### Exercise prompt
Each entry in the listing below should be restated word for word.

Extracted records

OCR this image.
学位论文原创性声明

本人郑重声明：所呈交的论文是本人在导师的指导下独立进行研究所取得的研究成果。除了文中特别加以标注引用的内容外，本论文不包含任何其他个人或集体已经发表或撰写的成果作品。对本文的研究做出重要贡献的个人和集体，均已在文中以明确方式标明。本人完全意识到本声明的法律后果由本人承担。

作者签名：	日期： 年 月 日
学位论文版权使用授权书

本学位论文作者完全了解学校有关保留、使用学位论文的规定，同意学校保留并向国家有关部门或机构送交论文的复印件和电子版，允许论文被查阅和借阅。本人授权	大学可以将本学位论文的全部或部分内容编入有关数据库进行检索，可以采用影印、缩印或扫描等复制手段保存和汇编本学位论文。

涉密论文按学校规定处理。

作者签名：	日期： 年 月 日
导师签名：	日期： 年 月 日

### Exercise solution
OCR this image.
学位论文原创性声明

本人郑重声明：所呈交的论文是本人在导师的指导下独立进行研究所取得的研究成果。除了文中特别加以标注引用的内容外，本论文不包含任何其他个人或集体已经发表或撰写的成果作品。对本文的研究做出重要贡献的个人和集体，均已在文中以明确方式标明。本人完全意识到本声明的法律后果由本人承担。

作者签名：	日期： 年 月 日
学位论文版权使用授权书

本学位论文作者完全了解学校有关保留、使用学位论文的规定，同意学校保留并向国家有关部门或机构送交论文的复印件和电子版，允许论文被查阅和借阅。本人授权	大学可以将本学位论文的全部或部分内容编入有关数据库进行检索，可以采用影印、缩印或扫描等复制手段保存和汇编本学位论文。

涉密论文按学校规定处理。

作者签名：	日期： 年 月 日
导师签名：	日期： 年 月 日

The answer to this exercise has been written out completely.